→ Request:
Return the material below in full and exactly.

→ The data:
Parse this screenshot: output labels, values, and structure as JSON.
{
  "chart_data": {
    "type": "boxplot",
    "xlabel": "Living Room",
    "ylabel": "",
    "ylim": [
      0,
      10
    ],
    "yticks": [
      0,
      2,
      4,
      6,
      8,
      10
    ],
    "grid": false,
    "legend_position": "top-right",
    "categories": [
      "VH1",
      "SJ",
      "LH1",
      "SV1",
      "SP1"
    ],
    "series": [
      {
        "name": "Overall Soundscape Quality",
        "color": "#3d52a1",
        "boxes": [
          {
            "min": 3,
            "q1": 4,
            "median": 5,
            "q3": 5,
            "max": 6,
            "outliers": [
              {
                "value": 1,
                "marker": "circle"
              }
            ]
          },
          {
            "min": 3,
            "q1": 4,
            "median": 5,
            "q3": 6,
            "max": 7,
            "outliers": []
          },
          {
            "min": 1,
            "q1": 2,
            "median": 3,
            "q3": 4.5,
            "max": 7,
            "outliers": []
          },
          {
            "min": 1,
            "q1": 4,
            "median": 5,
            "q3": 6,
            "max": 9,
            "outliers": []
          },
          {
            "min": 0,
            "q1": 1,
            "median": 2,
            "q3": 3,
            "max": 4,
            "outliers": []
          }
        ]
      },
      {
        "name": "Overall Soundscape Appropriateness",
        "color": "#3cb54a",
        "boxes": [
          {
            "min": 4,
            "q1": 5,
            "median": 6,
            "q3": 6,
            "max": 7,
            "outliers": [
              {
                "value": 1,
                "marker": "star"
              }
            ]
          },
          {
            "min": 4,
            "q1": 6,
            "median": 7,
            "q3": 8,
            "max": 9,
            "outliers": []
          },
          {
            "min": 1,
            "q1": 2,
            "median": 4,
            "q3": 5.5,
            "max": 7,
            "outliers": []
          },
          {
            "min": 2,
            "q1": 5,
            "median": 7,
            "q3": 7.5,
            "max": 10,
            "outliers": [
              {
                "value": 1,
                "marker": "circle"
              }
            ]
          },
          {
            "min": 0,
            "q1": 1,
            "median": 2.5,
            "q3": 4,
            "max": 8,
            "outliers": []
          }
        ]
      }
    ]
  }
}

→ Response for this exercise:
Parse this screenshot: output labels, values, and structure as JSON.
{
  "chart_data": {
    "type": "boxplot",
    "xlabel": "Living Room",
    "ylabel": "",
    "ylim": [
      0,
      10
    ],
    "yticks": [
      0,
      2,
      4,
      6,
      8,
      10
    ],
    "grid": false,
    "legend_position": "top-right",
    "categories": [
      "VH1",
      "SJ",
      "LH1",
      "SV1",
      "SP1"
    ],
    "series": [
      {
        "name": "Overall Soundscape Quality",
        "color": "#3d52a1",
        "boxes": [
          {
            "min": 3,
            "q1": 4,
            "median": 5,
            "q3": 5,
            "max": 6,
            "outliers": [
              {
                "value": 1,
                "marker": "circle"
              }
            ]
          },
          {
            "min": 3,
            "q1": 4,
            "median": 5,
            "q3": 6,
            "max": 7,
            "outliers": []
          },
          {
            "min": 1,
            "q1": 2,
            "median": 3,
            "q3": 4.5,
            "max": 7,
            "outliers": []
          },
          {
            "min": 1,
            "q1": 4,
            "median": 5,
            "q3": 6,
            "max": 9,
            "outliers": []
          },
          {
            "min": 0,
            "q1": 1,
            "median": 2,
            "q3": 3,
            "max": 4,
            "outliers": []
          }
        ]
      },
      {
        "name": "Overall Soundscape Appropriateness",
        "color": "#3cb54a",
        "boxes": [
          {
            "min": 4,
            "q1": 5,
            "median": 6,
            "q3": 6,
            "max": 7,
            "outliers": [
              {
                "value": 1,
                "marker": "star"
              }
            ]
          },
          {
            "min": 4,
            "q1": 6,
            "median": 7,
            "q3": 8,
            "max": 9,
            "outliers": []
          },
          {
            "min": 1,
            "q1": 2,
            "median": 4,
            "q3": 5.5,
            "max": 7,
            "outliers": []
          },
          {
            "min": 2,
            "q1": 5,
            "median": 7,
            "q3": 7.5,
            "max": 10,
            "outliers": [
              {
                "value": 1,
                "marker": "circle"
              }
            ]
          },
          {
            "min": 0,
            "q1": 1,
            "median": 2.5,
            "q3": 4,
            "max": 8,
            "outliers": []
          }
        ]
      }
    ]
  }
}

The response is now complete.